Jouw opdracht:
Neem alle items hieronder alsjeblieft letterlijk en volledig over, regel voor regel.

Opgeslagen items
►
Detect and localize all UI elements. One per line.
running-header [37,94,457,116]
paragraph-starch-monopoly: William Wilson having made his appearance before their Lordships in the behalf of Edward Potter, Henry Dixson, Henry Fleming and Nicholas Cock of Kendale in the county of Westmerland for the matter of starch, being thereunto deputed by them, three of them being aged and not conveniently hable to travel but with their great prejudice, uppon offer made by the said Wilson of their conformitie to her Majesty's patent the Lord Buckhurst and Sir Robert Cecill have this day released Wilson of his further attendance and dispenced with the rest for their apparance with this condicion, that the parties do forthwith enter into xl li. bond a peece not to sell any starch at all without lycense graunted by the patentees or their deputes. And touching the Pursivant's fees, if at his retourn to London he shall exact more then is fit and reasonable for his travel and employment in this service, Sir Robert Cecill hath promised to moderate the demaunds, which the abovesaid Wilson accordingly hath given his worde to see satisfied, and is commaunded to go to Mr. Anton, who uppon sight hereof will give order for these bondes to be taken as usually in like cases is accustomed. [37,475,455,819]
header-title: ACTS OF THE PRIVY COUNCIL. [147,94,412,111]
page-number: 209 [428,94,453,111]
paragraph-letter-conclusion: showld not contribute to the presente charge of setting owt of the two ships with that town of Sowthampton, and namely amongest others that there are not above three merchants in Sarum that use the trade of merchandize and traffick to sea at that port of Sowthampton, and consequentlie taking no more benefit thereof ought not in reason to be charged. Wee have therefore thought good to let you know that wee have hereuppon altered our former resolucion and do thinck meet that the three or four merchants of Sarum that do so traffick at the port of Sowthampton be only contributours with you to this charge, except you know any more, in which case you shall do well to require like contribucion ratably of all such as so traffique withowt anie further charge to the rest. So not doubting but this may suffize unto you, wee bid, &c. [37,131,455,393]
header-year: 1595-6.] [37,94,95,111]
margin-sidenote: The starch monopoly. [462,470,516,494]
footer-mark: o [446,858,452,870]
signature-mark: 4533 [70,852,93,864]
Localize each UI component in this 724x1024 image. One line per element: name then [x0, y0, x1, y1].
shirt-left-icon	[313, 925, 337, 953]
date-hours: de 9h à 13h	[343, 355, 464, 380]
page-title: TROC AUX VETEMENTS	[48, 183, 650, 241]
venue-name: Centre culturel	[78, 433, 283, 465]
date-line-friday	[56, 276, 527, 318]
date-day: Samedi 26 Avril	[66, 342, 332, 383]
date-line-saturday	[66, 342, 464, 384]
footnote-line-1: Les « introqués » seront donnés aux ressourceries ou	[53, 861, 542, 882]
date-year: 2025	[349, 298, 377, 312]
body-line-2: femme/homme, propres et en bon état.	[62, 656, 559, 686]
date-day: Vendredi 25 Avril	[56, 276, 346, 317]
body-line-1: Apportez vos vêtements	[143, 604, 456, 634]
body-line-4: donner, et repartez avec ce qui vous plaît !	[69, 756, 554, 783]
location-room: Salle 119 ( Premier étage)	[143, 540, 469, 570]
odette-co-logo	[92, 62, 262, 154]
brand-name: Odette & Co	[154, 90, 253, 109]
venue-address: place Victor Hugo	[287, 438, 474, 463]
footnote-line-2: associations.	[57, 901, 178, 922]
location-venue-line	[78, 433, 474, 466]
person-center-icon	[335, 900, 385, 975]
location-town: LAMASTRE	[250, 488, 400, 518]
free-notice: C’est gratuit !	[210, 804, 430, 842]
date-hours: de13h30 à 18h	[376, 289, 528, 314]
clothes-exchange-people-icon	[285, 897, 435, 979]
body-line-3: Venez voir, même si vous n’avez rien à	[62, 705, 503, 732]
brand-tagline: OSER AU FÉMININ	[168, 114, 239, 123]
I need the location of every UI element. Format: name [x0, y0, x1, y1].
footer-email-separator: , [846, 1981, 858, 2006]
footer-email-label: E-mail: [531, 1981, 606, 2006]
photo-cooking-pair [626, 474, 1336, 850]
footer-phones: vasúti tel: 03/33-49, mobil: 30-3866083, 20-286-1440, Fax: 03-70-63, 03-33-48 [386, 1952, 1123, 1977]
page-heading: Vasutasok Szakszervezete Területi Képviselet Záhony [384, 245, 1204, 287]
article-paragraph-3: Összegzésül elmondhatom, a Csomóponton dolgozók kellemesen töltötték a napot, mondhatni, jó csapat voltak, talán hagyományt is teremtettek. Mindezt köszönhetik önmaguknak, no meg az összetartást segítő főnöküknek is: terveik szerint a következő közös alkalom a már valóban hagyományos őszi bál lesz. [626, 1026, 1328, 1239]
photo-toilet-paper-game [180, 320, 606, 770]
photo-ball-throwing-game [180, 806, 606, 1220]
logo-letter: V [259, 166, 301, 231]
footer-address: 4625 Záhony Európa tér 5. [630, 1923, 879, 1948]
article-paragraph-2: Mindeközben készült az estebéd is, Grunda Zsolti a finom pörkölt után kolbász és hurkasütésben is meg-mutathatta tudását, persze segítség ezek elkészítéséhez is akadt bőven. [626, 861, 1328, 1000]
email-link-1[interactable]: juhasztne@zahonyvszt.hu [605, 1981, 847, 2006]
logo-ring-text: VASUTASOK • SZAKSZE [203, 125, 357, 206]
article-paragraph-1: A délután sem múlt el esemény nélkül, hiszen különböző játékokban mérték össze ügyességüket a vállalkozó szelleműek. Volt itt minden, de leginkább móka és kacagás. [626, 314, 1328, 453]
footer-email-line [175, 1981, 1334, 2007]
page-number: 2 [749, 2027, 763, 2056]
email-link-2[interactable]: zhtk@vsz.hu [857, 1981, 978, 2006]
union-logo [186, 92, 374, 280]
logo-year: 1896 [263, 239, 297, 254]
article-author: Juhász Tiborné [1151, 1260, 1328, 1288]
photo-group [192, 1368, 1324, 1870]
◄
Resultaat oefening:
Detect and localize all UI elements. One per line.
running-header [37,94,457,116]
paragraph-starch-monopoly: William Wilson having made his appearance before their Lordships in the behalf of Edward Potter, Henry Dixson, Henry Fleming and Nicholas Cock of Kendale in the county of Westmerland for the matter of starch, being thereunto deputed by them, three of them being aged and not conveniently hable to travel but with their great prejudice, uppon offer made by the said Wilson of their conformitie to her Majesty's patent the Lord Buckhurst and Sir Robert Cecill have this day released Wilson of his further attendance and dispenced with the rest for their apparance with this condicion, that the parties do forthwith enter into xl li. bond a peece not to sell any starch at all without lycense graunted by the patentees or their deputes. And touching the Pursivant's fees, if at his retourn to London he shall exact more then is fit and reasonable for his travel and employment in this service, Sir Robert Cecill hath promised to moderate the demaunds, which the abovesaid Wilson accordingly hath given his worde to see satisfied, and is commaunded to go to Mr. Anton, who uppon sight hereof will give order for these bondes to be taken as usually in like cases is accustomed. [37,475,455,819]
header-title: ACTS OF THE PRIVY COUNCIL. [147,94,412,111]
page-number: 209 [428,94,453,111]
paragraph-letter-conclusion: showld not contribute to the presente charge of setting owt of the two ships with that town of Sowthampton, and namely amongest others that there are not above three merchants in Sarum that use the trade of merchandize and traffick to sea at that port of Sowthampton, and consequentlie taking no more benefit thereof ought not in reason to be charged. Wee have therefore thought good to let you know that wee have hereuppon altered our former resolucion and do thinck meet that the three or four merchants of Sarum that do so traffick at the port of Sowthampton be only contributours with you to this charge, except you know any more, in which case you shall do well to require like contribucion ratably of all such as so traffique withowt anie further charge to the rest. So not doubting but this may suffize unto you, wee bid, &c. [37,131,455,393]
header-year: 1595-6.] [37,94,95,111]
margin-sidenote: The starch monopoly. [462,470,516,494]
footer-mark: o [446,858,452,870]
signature-mark: 4533 [70,852,93,864]
Localize each UI component in this 724x1024 image. One line per element: name then [x0, y0, x1, y1].
shirt-left-icon	[313, 925, 337, 953]
date-hours: de 9h à 13h	[343, 355, 464, 380]
page-title: TROC AUX VETEMENTS	[48, 183, 650, 241]
venue-name: Centre culturel	[78, 433, 283, 465]
date-line-friday	[56, 276, 527, 318]
date-day: Samedi 26 Avril	[66, 342, 332, 383]
date-line-saturday	[66, 342, 464, 384]
footnote-line-1: Les « introqués » seront donnés aux ressourceries ou	[53, 861, 542, 882]
date-year: 2025	[349, 298, 377, 312]
body-line-2: femme/homme, propres et en bon état.	[62, 656, 559, 686]
date-day: Vendredi 25 Avril	[56, 276, 346, 317]
body-line-1: Apportez vos vêtements	[143, 604, 456, 634]
body-line-4: donner, et repartez avec ce qui vous plaît !	[69, 756, 554, 783]
location-room: Salle 119 ( Premier étage)	[143, 540, 469, 570]
odette-co-logo	[92, 62, 262, 154]
brand-name: Odette & Co	[154, 90, 253, 109]
venue-address: place Victor Hugo	[287, 438, 474, 463]
footnote-line-2: associations.	[57, 901, 178, 922]
location-venue-line	[78, 433, 474, 466]
person-center-icon	[335, 900, 385, 975]
location-town: LAMASTRE	[250, 488, 400, 518]
free-notice: C’est gratuit !	[210, 804, 430, 842]
date-hours: de13h30 à 18h	[376, 289, 528, 314]
clothes-exchange-people-icon	[285, 897, 435, 979]
body-line-3: Venez voir, même si vous n’avez rien à	[62, 705, 503, 732]
brand-tagline: OSER AU FÉMININ	[168, 114, 239, 123]
I need the location of every UI element. Format: name [x0, y0, x1, y1].
footer-email-separator: , [846, 1981, 858, 2006]
footer-email-label: E-mail: [531, 1981, 606, 2006]
photo-cooking-pair [626, 474, 1336, 850]
footer-phones: vasúti tel: 03/33-49, mobil: 30-3866083, 20-286-1440, Fax: 03-70-63, 03-33-48 [386, 1952, 1123, 1977]
page-heading: Vasutasok Szakszervezete Területi Képviselet Záhony [384, 245, 1204, 287]
article-paragraph-3: Összegzésül elmondhatom, a Csomóponton dolgozók kellemesen töltötték a napot, mondhatni, jó csapat voltak, talán hagyományt is teremtettek. Mindezt köszönhetik önmaguknak, no meg az összetartást segítő főnöküknek is: terveik szerint a következő közös alkalom a már valóban hagyományos őszi bál lesz. [626, 1026, 1328, 1239]
photo-toilet-paper-game [180, 320, 606, 770]
photo-ball-throwing-game [180, 806, 606, 1220]
logo-letter: V [259, 166, 301, 231]
footer-address: 4625 Záhony Európa tér 5. [630, 1923, 879, 1948]
article-paragraph-2: Mindeközben készült az estebéd is, Grunda Zsolti a finom pörkölt után kolbász és hurkasütésben is meg-mutathatta tudását, persze segítség ezek elkészítéséhez is akadt bőven. [626, 861, 1328, 1000]
email-link-1[interactable]: juhasztne@zahonyvszt.hu [605, 1981, 847, 2006]
logo-ring-text: VASUTASOK • SZAKSZE [203, 125, 357, 206]
article-paragraph-1: A délután sem múlt el esemény nélkül, hiszen különböző játékokban mérték össze ügyességüket a vállalkozó szelleműek. Volt itt minden, de leginkább móka és kacagás. [626, 314, 1328, 453]
footer-email-line [175, 1981, 1334, 2007]
page-number: 2 [749, 2027, 763, 2056]
email-link-2[interactable]: zhtk@vsz.hu [857, 1981, 978, 2006]
union-logo [186, 92, 374, 280]
logo-year: 1896 [263, 239, 297, 254]
article-author: Juhász Tiborné [1151, 1260, 1328, 1288]
photo-group [192, 1368, 1324, 1870]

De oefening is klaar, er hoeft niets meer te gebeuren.